## PROBLEM TO WORK ON
Go through the entries below and collect each line with the string "letter" in it.

## EXCERPTED DATA
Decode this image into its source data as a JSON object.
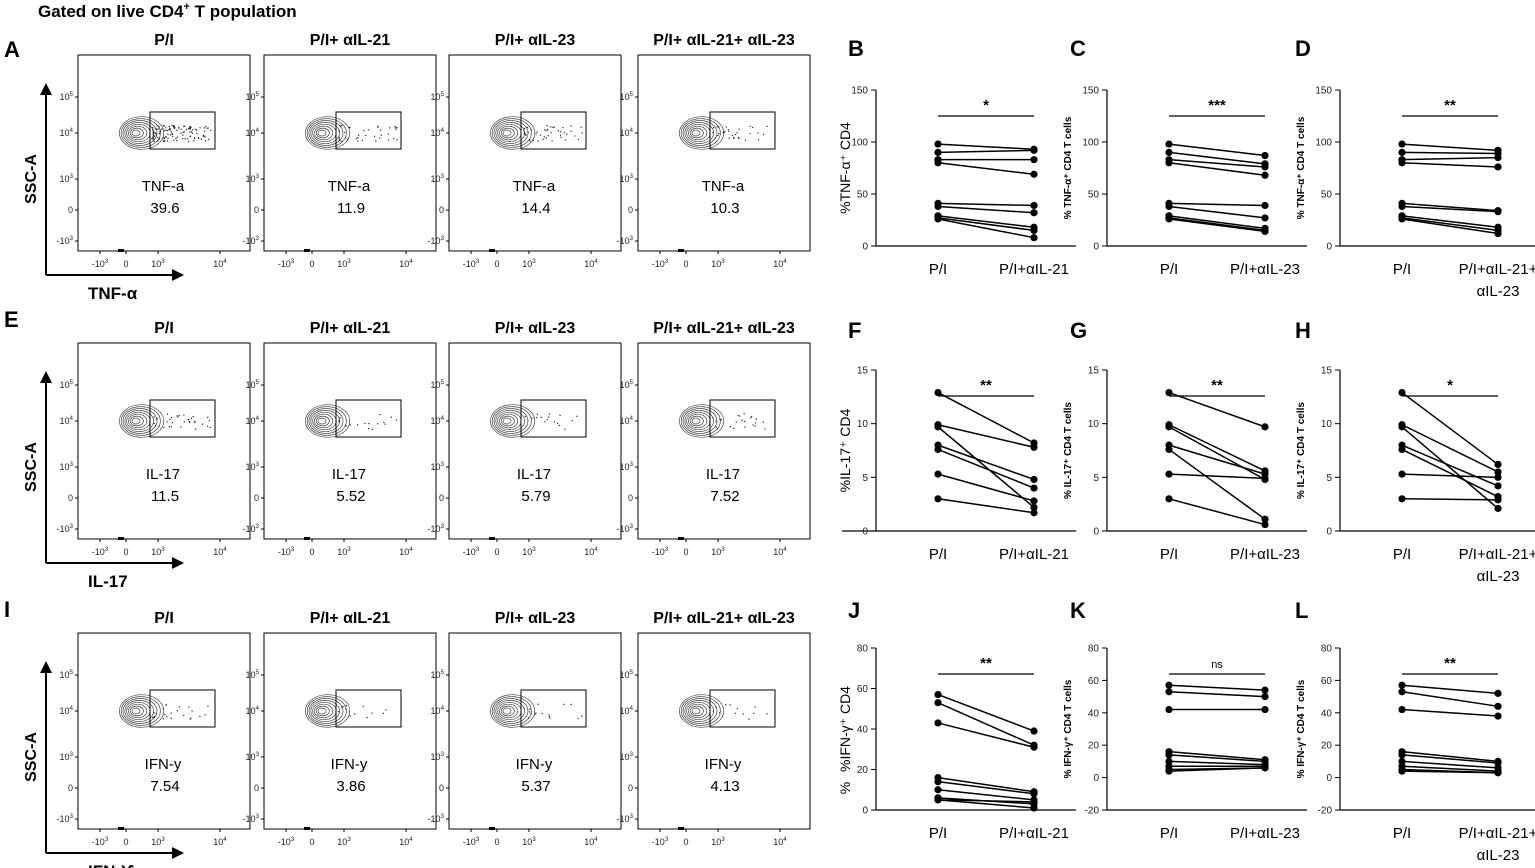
{
  "header": {
    "title": "Gated on live CD4",
    "title_sup": "+",
    "title_tail": " T population"
  },
  "flow_axis": {
    "x_ticks": [
      "-10",
      "0",
      "10",
      "10"
    ],
    "x_tick_exps": [
      "3",
      "",
      "3",
      "4"
    ],
    "y_ticks": [
      "10",
      "10",
      "10",
      "0",
      "-10"
    ],
    "y_tick_exps": [
      "5",
      "4",
      "3",
      "",
      "3"
    ]
  },
  "flow_rows": [
    {
      "letter": "A",
      "marker": "TNF-α",
      "yaxis": "SSC-A",
      "panels": [
        {
          "title": "P/I",
          "gate_label": "TNF-a",
          "value": "39.6"
        },
        {
          "title": "P/I+ αIL-21",
          "gate_label": "TNF-a",
          "value": "11.9"
        },
        {
          "title": "P/I+ αIL-23",
          "gate_label": "TNF-a",
          "value": "14.4"
        },
        {
          "title": "P/I+ αIL-21+ αIL-23",
          "gate_label": "TNF-a",
          "value": "10.3"
        }
      ]
    },
    {
      "letter": "E",
      "marker": "IL-17",
      "yaxis": "SSC-A",
      "panels": [
        {
          "title": "P/I",
          "gate_label": "IL-17",
          "value": "11.5"
        },
        {
          "title": "P/I+ αIL-21",
          "gate_label": "IL-17",
          "value": "5.52"
        },
        {
          "title": "P/I+ αIL-23",
          "gate_label": "IL-17",
          "value": "5.79"
        },
        {
          "title": "P/I+ αIL-21+ αIL-23",
          "gate_label": "IL-17",
          "value": "7.52"
        }
      ]
    },
    {
      "letter": "I",
      "marker": "IFN-ϒ",
      "yaxis": "SSC-A",
      "panels": [
        {
          "title": "P/I",
          "gate_label": "IFN-y",
          "value": "7.54"
        },
        {
          "title": "P/I+ αIL-21",
          "gate_label": "IFN-y",
          "value": "3.86"
        },
        {
          "title": "P/I+ αIL-23",
          "gate_label": "IFN-y",
          "value": "5.37"
        },
        {
          "title": "P/I+ αIL-21+ αIL-23",
          "gate_label": "IFN-y",
          "value": "4.13"
        }
      ]
    }
  ],
  "chart_data": [
    {
      "type": "line",
      "letter": "B",
      "ylabel": "%TNF-α⁺ CD4",
      "categories": [
        "P/I",
        "P/I+αIL-21"
      ],
      "ylim": [
        0,
        150
      ],
      "yticks": [
        "0",
        "50",
        "100",
        "150"
      ],
      "significance": "*",
      "series": [
        [
          98,
          93
        ],
        [
          90,
          92
        ],
        [
          83,
          83
        ],
        [
          80,
          69
        ],
        [
          41,
          39
        ],
        [
          38,
          32
        ],
        [
          29,
          18
        ],
        [
          27,
          15
        ],
        [
          26,
          8
        ]
      ]
    },
    {
      "type": "line",
      "letter": "C",
      "ylabel": "% TNF-α⁺ CD4 T cells",
      "categories": [
        "P/I",
        "P/I+αIL-23"
      ],
      "ylim": [
        0,
        150
      ],
      "yticks": [
        "0",
        "50",
        "100",
        "150"
      ],
      "significance": "***",
      "series": [
        [
          98,
          87
        ],
        [
          90,
          79
        ],
        [
          83,
          76
        ],
        [
          80,
          68
        ],
        [
          41,
          39
        ],
        [
          38,
          27
        ],
        [
          29,
          17
        ],
        [
          27,
          15
        ],
        [
          26,
          14
        ]
      ]
    },
    {
      "type": "line",
      "letter": "D",
      "ylabel": "% TNF-α⁺ CD4 T cells",
      "categories": [
        "P/I",
        "P/I+αIL-21+",
        "αIL-23"
      ],
      "ylim": [
        0,
        150
      ],
      "yticks": [
        "0",
        "50",
        "100",
        "150"
      ],
      "significance": "**",
      "series": [
        [
          98,
          92
        ],
        [
          90,
          89
        ],
        [
          83,
          85
        ],
        [
          80,
          76
        ],
        [
          41,
          34
        ],
        [
          38,
          33
        ],
        [
          29,
          18
        ],
        [
          27,
          15
        ],
        [
          26,
          12
        ]
      ]
    },
    {
      "type": "line",
      "letter": "F",
      "ylabel": "%IL-17⁺ CD4",
      "categories": [
        "P/I",
        "P/I+αIL-21"
      ],
      "ylim": [
        0,
        15
      ],
      "yticks": [
        "0",
        "5",
        "10",
        "15"
      ],
      "significance": "**",
      "series": [
        [
          12.9,
          8.2
        ],
        [
          9.9,
          7.8
        ],
        [
          8.0,
          4.8
        ],
        [
          7.6,
          4.0
        ],
        [
          5.3,
          2.8
        ],
        [
          3.0,
          1.7
        ],
        [
          9.7,
          2.2
        ]
      ]
    },
    {
      "type": "line",
      "letter": "G",
      "ylabel": "% IL-17⁺ CD4 T cells",
      "categories": [
        "P/I",
        "P/I+αIL-23"
      ],
      "ylim": [
        0,
        15
      ],
      "yticks": [
        "0",
        "5",
        "10",
        "15"
      ],
      "significance": "**",
      "series": [
        [
          12.9,
          9.7
        ],
        [
          9.9,
          5.6
        ],
        [
          8.0,
          5.3
        ],
        [
          7.6,
          1.1
        ],
        [
          5.3,
          4.9
        ],
        [
          3.0,
          0.6
        ],
        [
          9.7,
          4.8
        ]
      ]
    },
    {
      "type": "line",
      "letter": "H",
      "ylabel": "% IL-17⁺ CD4 T cells",
      "categories": [
        "P/I",
        "P/I+αIL-21+",
        "αIL-23"
      ],
      "ylim": [
        0,
        15
      ],
      "yticks": [
        "0",
        "5",
        "10",
        "15"
      ],
      "significance": "*",
      "series": [
        [
          12.9,
          6.2
        ],
        [
          9.9,
          5.5
        ],
        [
          8.0,
          4.2
        ],
        [
          7.6,
          3.2
        ],
        [
          5.3,
          5.0
        ],
        [
          3.0,
          2.9
        ],
        [
          9.7,
          2.1
        ]
      ]
    },
    {
      "type": "line",
      "letter": "J",
      "ylabel": "%IFN-γ⁺ CD4",
      "ylabel2": "%",
      "categories": [
        "P/I",
        "P/I+αIL-21"
      ],
      "ylim": [
        0,
        80
      ],
      "yticks": [
        "0",
        "20",
        "40",
        "60",
        "80"
      ],
      "significance": "**",
      "series": [
        [
          57,
          39
        ],
        [
          53,
          32
        ],
        [
          43,
          31
        ],
        [
          16,
          9
        ],
        [
          14,
          8
        ],
        [
          10,
          5
        ],
        [
          6,
          3
        ],
        [
          5,
          4
        ],
        [
          5,
          1
        ]
      ]
    },
    {
      "type": "line",
      "letter": "K",
      "ylabel": "% IFN-γ⁺ CD4 T cells",
      "categories": [
        "P/I",
        "P/I+αIL-23"
      ],
      "ylim": [
        -20,
        80
      ],
      "yticks": [
        "-20",
        "0",
        "20",
        "40",
        "60",
        "80"
      ],
      "significance": "ns",
      "series": [
        [
          57,
          54
        ],
        [
          53,
          50
        ],
        [
          42,
          42
        ],
        [
          16,
          11
        ],
        [
          14,
          10
        ],
        [
          10,
          8
        ],
        [
          7,
          7
        ],
        [
          5,
          6
        ],
        [
          4,
          6
        ]
      ]
    },
    {
      "type": "line",
      "letter": "L",
      "ylabel": "% IFN-γ⁺ CD4 T cells",
      "categories": [
        "P/I",
        "P/I+αIL-21+",
        "αIL-23"
      ],
      "ylim": [
        -20,
        80
      ],
      "yticks": [
        "-20",
        "0",
        "20",
        "40",
        "60",
        "80"
      ],
      "significance": "**",
      "series": [
        [
          57,
          52
        ],
        [
          53,
          44
        ],
        [
          42,
          38
        ],
        [
          16,
          10
        ],
        [
          14,
          9
        ],
        [
          10,
          6
        ],
        [
          7,
          4
        ],
        [
          5,
          3
        ],
        [
          4,
          3
        ]
      ]
    }
  ]
}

## ANSWER FOR THIS EXERCISE
      "letter": "A",
      "letter": "E",
      "letter": "I",
      "letter": "B",
      "letter": "C",
      "letter": "D",
      "letter": "F",
      "letter": "G",
      "letter": "H",
      "letter": "J",
      "letter": "K",
      "letter": "L",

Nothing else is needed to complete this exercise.